** What this task involves **
Report back each line of the records that contains the string "novembre".

Figure collection entries:
______________________________

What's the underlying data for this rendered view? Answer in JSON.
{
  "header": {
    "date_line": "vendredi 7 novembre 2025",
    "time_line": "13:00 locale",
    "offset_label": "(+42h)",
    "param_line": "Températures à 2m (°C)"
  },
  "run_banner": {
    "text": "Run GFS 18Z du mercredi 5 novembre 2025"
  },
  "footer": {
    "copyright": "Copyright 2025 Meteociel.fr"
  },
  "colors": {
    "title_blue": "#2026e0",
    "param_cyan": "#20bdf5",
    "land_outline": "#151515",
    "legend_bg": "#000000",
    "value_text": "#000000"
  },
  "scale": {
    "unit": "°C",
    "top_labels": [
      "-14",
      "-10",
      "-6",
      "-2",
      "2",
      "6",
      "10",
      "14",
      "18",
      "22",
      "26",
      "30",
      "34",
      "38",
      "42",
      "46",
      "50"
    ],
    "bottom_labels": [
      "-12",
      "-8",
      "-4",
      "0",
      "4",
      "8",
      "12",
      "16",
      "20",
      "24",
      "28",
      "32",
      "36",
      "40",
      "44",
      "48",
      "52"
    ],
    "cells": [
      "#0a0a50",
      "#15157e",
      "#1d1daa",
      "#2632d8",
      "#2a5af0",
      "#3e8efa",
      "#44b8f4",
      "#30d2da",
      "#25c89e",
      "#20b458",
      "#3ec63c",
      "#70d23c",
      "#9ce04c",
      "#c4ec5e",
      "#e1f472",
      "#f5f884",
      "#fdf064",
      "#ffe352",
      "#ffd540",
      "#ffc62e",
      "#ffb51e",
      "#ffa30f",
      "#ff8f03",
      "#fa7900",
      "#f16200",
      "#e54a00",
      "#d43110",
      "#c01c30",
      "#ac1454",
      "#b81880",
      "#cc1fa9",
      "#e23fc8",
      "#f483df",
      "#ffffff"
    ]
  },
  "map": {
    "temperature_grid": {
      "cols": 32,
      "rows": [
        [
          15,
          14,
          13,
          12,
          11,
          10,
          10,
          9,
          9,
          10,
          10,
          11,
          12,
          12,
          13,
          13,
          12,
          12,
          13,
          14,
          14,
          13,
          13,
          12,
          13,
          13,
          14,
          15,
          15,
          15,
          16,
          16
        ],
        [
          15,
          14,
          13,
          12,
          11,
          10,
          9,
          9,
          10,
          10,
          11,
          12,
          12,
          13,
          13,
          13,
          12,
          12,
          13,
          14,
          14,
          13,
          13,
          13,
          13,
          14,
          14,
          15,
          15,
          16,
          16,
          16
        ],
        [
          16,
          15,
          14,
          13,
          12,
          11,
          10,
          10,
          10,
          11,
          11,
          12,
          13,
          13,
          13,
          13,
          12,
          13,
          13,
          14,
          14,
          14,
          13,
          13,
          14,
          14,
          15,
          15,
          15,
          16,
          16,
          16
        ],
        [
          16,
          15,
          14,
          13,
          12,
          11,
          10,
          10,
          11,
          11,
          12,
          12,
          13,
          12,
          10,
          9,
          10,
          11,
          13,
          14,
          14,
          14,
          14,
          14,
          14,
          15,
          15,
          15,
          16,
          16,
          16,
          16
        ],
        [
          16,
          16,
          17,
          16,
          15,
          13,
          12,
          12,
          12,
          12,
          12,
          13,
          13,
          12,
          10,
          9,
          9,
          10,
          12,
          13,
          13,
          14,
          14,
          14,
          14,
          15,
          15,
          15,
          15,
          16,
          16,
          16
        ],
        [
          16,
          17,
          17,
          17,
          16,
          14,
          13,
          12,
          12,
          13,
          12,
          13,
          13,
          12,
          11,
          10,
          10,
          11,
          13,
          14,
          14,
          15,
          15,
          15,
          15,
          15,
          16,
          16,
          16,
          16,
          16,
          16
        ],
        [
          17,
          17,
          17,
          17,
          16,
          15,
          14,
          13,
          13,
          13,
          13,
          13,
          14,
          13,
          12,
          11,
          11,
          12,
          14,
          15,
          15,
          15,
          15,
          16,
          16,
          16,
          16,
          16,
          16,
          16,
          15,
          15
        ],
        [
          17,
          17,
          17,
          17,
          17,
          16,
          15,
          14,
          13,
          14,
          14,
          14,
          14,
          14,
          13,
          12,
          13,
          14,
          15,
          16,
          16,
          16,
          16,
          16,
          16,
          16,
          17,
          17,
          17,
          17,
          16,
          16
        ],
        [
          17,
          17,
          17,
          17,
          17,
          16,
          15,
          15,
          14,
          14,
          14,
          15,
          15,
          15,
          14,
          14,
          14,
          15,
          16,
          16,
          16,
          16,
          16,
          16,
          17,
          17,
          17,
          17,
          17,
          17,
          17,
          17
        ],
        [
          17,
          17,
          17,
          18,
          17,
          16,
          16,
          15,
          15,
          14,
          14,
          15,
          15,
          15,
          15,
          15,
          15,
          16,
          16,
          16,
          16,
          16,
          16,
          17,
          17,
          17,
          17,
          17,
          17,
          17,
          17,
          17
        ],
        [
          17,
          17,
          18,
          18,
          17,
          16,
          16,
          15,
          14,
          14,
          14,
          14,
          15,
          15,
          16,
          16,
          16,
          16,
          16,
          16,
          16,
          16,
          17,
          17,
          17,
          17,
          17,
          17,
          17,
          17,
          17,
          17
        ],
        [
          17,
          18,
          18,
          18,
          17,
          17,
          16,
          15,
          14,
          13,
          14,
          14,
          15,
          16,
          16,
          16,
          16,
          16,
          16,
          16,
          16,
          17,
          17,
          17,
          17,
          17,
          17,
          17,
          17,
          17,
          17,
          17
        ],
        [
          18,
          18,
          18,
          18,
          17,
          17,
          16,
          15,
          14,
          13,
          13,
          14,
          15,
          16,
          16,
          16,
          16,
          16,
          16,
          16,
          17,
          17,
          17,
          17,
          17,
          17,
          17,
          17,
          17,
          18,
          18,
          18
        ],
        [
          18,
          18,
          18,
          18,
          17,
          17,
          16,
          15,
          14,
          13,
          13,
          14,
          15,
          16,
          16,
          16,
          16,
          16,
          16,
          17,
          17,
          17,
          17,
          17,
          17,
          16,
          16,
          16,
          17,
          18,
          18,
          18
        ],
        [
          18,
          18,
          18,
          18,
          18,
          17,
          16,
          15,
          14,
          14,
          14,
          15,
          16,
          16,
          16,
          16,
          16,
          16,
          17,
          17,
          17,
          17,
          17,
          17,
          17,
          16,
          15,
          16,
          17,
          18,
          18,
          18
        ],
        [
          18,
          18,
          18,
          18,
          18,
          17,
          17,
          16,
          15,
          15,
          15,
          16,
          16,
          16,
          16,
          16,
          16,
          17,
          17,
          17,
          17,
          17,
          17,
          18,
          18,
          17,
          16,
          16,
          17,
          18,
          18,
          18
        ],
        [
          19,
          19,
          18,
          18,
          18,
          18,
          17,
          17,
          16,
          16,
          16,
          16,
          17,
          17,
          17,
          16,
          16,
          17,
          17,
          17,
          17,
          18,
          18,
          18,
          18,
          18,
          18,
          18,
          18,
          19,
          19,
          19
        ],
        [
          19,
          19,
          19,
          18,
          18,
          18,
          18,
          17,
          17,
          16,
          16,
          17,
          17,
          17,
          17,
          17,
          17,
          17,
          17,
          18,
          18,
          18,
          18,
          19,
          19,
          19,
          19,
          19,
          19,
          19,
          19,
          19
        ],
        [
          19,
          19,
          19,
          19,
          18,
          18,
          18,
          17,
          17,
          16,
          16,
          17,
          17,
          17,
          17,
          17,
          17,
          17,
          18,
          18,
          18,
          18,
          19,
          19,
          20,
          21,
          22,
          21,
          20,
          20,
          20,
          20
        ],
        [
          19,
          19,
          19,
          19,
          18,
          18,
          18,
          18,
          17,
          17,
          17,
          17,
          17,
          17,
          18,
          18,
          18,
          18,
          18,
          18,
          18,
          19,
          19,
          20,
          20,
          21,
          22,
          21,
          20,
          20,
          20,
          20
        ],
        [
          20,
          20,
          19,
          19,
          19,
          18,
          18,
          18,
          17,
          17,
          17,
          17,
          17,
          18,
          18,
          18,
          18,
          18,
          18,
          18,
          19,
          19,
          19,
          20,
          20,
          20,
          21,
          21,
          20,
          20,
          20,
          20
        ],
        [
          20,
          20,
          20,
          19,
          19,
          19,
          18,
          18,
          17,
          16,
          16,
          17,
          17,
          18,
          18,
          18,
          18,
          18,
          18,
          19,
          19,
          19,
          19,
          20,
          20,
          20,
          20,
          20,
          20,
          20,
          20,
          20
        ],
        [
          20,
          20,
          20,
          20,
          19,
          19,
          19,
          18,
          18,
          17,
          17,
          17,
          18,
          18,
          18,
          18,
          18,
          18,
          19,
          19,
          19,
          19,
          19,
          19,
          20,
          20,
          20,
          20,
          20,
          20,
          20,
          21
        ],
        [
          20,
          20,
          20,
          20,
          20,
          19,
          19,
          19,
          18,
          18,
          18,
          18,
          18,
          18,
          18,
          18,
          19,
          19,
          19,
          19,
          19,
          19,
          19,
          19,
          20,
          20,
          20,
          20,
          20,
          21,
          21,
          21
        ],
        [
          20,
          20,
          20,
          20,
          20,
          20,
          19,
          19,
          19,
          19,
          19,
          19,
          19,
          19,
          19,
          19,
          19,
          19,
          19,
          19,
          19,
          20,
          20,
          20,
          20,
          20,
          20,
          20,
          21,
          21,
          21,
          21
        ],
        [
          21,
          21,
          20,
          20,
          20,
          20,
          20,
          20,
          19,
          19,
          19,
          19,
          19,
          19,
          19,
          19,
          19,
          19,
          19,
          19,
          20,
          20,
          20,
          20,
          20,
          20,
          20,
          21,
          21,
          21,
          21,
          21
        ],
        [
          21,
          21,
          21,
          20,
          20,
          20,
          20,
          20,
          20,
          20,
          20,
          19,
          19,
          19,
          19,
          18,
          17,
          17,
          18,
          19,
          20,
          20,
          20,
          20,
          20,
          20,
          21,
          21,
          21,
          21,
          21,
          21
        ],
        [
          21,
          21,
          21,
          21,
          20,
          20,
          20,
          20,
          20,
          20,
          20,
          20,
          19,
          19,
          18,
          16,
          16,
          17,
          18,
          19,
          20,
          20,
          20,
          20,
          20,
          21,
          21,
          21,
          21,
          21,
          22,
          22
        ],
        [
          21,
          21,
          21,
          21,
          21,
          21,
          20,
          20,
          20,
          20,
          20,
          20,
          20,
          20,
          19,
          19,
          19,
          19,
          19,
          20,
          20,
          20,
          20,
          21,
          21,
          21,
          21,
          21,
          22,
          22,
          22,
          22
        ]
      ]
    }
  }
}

______________________________

** Answer to this task **
    "date_line": "vendredi 7 novembre 2025",
    "text": "Run GFS 18Z du mercredi 5 novembre 2025"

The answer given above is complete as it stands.